WHAT NEEDS TO BE DONE: Copy out the portion of the text on interdisciplinary research projects between "Example 2: Drs." and "and clinical trials.", inclusive.

READING TEXT:
Examples of Potential Interdisciplinary Research Projects
Example 1: Dr. Farrer’s lab is engaged in research aimed at identifying genes conferring increased risk to substance dependence. Thus far, his group has established several robust genetic associations by applying candidate gene and computationally-driven genome-wide approaches to large human cohorts. However, few of these genes have experimental evidence linking them directly to addiction and no functional variants have been demonstrated. Dr, Farb’s laboratory uses a rodent model system to identify proteins or molecules that influence withdrawal from cocaine use. A TTPAS fellow co-mentored by these faculty could develop a project in Dr. Farrer’s lab to explore the role of a candidate gene pathway (e.g., calcium channels) in addiction and under the direction of Dr. Farb study the effect of inserting proteins encoded by genes showing significant association in humans into the striatum of addicted and control rats.
Example 2: Drs. Saitz and Ciraulo conduct ongoing drug trials for treatments for alcoholism and cocaine addiction. Historically, few drugs have shown high efficacy and the ones that do (e.g., naltrexone for alcohol addiction) are variably effective across patients. Under the joint mentorship of Dr. Saitz or Dr. Ciraulo and Dr. Farrer, a TTPAS fellow could design a pharmacogenetic study to identify genes that influence drug response. This project would require an understanding of genetics and pharmacology and development of skills in statistical genetics, bioinformatics, and clinical trials.
Example 3: Using animal models, Drs. Kantak and Kaplan are collaborating on a research project with the goal of developing a novel cognitive training strategy for improving the efficacy of exposure therapy for cocaine relapse prevention. A critical feature of this research includes an in-depth understanding of neuroplasticity changes associated with cognitive training at the structural, molecular and functional levels. Understanding these factors has the capacity to aid in treatment development in people by serving as neuroplasticity markers for treatment efficacy. The results of their combined efforts also could lead to the development of improved strategies and medications to combat cocaine addiction after exposure therapy in people. Partnering with TTPAS fellows and their mentors from the clinical/population sciences will allow for rapid dissemination of evidence-based strategies developed in rats for direct testing in humans. The fellows will develop skills that encompass state-of-the-art behavioral testing and neuroplasticity assessments in rats, and a platform for translating basic findings into clinical practice.

DATASET RECORDS:
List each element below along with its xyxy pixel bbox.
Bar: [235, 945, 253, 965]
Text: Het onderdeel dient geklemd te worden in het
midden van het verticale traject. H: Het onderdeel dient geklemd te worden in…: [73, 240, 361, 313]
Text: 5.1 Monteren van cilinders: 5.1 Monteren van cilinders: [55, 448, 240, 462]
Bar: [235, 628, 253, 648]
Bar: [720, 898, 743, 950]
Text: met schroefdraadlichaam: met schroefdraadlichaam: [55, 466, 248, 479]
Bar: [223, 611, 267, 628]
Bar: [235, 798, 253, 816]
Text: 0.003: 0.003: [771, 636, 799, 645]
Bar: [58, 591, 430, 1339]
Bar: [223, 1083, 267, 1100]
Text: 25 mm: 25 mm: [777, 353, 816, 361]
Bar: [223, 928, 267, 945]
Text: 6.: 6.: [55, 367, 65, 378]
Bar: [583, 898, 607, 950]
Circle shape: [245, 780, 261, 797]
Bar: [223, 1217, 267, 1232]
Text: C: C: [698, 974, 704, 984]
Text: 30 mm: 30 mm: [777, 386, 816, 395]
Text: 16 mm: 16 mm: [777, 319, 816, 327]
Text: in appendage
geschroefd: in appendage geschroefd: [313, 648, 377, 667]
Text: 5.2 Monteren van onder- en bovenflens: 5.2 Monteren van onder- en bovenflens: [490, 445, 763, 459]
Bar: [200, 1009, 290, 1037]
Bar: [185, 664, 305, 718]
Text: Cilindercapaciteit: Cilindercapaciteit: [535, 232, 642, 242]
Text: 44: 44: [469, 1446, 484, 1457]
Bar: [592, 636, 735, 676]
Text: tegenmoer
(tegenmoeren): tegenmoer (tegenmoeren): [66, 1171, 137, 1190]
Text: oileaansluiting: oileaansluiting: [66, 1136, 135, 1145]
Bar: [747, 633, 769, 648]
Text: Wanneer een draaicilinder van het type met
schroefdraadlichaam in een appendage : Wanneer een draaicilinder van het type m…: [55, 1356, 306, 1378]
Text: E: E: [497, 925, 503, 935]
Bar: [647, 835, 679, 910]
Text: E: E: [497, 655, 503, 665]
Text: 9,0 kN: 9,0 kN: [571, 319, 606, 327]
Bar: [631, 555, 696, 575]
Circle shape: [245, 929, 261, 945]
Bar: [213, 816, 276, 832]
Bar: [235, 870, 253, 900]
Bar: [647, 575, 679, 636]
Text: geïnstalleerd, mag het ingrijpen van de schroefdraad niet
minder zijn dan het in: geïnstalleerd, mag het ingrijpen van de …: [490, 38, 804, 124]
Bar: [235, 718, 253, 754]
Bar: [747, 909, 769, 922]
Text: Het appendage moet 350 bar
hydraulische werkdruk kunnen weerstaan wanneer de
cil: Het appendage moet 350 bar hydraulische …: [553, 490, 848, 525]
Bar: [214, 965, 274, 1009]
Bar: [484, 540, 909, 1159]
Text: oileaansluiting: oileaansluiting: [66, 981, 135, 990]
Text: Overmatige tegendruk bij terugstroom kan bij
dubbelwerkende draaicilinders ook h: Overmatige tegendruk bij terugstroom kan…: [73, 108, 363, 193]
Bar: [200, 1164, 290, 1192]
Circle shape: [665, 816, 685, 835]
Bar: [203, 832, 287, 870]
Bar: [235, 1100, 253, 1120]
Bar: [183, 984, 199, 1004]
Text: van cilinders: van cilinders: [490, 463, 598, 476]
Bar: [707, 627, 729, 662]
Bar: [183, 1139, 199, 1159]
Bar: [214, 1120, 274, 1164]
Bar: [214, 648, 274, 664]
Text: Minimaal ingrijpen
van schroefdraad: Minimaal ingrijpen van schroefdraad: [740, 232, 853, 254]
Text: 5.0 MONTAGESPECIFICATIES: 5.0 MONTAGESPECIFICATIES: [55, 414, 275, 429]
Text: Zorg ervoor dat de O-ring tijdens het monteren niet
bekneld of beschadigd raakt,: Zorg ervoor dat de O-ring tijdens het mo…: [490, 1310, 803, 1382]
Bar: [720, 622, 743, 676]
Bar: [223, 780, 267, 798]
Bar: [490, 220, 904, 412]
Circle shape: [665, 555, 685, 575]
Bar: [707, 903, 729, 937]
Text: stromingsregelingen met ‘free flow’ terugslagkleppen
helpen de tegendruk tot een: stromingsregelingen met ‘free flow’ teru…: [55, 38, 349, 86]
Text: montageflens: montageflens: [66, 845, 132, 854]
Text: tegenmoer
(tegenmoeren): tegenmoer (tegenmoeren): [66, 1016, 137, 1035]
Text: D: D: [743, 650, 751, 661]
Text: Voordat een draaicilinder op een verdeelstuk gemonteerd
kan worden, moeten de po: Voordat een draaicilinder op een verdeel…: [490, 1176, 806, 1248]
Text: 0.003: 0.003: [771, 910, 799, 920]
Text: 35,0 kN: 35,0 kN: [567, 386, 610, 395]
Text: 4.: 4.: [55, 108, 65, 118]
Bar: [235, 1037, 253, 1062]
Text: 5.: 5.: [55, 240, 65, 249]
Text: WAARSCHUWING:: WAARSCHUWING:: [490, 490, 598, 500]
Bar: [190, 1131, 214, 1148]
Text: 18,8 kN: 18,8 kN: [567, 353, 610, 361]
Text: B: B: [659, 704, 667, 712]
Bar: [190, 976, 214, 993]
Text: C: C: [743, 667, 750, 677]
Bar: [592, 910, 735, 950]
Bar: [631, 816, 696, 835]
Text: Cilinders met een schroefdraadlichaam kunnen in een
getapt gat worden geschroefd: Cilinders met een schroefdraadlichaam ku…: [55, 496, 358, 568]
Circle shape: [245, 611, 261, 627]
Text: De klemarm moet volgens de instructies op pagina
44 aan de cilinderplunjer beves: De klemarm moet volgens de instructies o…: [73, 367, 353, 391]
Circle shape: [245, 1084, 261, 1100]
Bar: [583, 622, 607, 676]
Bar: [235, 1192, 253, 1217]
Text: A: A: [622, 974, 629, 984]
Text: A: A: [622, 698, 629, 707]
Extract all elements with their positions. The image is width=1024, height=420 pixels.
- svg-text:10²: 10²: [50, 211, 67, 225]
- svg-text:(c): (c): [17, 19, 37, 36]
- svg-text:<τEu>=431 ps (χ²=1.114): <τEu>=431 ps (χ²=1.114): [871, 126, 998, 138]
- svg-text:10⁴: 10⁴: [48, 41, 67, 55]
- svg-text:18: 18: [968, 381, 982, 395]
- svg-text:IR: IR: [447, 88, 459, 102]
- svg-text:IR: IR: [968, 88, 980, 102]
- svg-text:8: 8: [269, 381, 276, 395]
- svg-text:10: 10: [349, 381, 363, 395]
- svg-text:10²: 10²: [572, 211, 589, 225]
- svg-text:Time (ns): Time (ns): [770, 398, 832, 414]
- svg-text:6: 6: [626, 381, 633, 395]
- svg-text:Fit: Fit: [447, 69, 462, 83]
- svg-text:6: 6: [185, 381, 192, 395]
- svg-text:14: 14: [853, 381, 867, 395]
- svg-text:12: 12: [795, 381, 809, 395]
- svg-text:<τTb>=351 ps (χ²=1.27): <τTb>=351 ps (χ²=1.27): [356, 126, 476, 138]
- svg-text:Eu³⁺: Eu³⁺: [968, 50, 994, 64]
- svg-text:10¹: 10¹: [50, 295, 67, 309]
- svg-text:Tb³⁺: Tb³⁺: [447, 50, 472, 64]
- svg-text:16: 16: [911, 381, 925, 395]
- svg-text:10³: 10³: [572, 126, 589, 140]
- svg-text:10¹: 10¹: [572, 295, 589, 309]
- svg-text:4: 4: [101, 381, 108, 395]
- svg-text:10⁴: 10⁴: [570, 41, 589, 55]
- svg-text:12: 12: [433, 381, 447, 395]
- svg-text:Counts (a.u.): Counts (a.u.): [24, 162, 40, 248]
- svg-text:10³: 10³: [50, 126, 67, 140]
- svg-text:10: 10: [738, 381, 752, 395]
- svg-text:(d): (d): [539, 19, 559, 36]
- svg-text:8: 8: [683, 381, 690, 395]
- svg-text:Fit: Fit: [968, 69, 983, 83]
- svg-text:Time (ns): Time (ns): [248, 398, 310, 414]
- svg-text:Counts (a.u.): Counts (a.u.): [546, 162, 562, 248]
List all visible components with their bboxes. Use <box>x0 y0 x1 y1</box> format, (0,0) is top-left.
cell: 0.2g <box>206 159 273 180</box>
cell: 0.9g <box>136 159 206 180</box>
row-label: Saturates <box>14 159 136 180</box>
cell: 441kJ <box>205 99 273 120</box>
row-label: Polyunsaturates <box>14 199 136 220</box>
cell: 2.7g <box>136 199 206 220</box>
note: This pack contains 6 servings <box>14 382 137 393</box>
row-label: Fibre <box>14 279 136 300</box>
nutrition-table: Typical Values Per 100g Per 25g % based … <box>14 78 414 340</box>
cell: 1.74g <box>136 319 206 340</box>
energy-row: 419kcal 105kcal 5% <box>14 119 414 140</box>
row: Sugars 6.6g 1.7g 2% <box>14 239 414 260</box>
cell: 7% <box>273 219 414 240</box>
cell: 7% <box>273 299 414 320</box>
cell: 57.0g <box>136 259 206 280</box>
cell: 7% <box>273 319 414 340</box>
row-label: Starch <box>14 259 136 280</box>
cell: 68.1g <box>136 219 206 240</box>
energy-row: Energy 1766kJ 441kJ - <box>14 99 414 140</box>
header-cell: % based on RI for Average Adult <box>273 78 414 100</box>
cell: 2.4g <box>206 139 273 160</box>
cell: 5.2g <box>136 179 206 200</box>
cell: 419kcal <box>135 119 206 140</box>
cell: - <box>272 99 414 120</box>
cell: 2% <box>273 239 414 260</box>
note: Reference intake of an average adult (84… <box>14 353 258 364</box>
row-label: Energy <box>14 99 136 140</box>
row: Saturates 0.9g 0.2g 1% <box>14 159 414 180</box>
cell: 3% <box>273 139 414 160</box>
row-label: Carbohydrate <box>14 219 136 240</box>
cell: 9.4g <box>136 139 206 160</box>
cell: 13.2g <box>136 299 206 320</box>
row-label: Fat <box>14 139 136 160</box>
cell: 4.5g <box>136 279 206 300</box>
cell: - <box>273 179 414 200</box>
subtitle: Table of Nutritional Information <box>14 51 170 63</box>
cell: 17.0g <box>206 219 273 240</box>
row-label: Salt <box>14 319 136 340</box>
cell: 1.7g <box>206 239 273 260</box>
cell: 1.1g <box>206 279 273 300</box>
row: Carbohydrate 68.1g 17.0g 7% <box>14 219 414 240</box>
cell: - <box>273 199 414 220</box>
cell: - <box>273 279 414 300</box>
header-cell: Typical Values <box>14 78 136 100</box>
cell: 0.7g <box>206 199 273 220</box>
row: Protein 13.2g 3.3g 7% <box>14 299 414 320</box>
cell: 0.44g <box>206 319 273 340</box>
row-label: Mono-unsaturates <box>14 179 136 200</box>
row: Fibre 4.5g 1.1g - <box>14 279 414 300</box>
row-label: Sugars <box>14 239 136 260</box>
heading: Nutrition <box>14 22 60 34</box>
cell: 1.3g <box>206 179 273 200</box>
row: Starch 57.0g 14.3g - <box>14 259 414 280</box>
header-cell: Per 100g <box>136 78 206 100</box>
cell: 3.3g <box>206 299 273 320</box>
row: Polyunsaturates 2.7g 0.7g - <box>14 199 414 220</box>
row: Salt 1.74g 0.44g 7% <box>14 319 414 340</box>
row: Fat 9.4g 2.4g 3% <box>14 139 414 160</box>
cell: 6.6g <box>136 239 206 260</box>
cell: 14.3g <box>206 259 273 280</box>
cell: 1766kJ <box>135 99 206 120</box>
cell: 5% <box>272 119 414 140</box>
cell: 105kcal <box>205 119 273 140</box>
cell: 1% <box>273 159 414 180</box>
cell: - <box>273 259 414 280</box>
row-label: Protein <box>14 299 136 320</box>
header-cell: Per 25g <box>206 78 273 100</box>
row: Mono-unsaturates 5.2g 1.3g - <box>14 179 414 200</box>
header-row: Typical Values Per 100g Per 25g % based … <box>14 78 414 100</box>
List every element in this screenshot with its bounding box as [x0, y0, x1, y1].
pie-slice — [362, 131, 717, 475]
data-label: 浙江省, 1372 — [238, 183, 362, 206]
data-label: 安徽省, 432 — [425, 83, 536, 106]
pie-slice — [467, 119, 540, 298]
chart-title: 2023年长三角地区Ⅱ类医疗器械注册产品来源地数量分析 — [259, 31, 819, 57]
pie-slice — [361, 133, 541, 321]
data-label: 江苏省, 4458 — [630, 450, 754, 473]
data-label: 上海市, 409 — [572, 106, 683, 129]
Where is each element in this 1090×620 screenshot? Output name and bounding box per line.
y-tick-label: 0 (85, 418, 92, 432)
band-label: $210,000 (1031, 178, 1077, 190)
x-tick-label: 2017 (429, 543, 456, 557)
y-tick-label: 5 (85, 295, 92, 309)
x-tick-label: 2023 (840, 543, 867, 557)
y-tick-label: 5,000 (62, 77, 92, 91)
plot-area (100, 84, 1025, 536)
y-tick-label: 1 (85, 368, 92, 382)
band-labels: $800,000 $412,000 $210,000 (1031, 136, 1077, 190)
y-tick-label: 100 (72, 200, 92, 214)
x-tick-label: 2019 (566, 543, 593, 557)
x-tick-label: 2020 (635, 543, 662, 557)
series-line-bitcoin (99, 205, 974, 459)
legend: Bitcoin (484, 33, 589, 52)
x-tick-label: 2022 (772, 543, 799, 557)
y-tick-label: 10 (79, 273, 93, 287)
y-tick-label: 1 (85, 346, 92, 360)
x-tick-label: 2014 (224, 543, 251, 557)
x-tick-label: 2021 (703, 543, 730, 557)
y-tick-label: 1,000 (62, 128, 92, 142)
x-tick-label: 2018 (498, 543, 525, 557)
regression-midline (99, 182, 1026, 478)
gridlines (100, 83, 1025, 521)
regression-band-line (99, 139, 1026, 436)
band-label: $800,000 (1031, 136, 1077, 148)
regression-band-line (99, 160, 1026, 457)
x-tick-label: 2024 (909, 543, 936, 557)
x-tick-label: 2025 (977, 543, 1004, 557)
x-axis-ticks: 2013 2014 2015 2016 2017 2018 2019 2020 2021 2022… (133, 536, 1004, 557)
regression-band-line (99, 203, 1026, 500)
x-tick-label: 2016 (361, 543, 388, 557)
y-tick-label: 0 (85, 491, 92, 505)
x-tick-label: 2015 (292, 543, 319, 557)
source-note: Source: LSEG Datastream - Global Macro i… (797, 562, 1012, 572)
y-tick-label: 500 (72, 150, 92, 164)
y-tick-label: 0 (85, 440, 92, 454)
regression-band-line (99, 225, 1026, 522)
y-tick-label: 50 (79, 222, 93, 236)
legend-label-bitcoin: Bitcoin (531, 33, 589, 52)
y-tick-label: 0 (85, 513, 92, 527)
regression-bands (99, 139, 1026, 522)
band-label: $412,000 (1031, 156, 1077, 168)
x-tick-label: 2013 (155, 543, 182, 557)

RESPONSE BOX:
Example 2: Drs. Saitz and Ciraulo conduct ongoing drug trials for treatments for alcoholism and cocaine addiction. Historically, few drugs have shown high efficacy and the ones that do (e.g., naltrexone for alcohol addiction) are variably effective across patients. Under the joint mentorship of Dr. Saitz or Dr. Ciraulo and Dr. Farrer, a TTPAS fellow could design a pharmacogenetic study to identify genes that influence drug response. This project would require an understanding of genetics and pharmacology and development of skills in statistical genetics, bioinformatics, and clinical trials.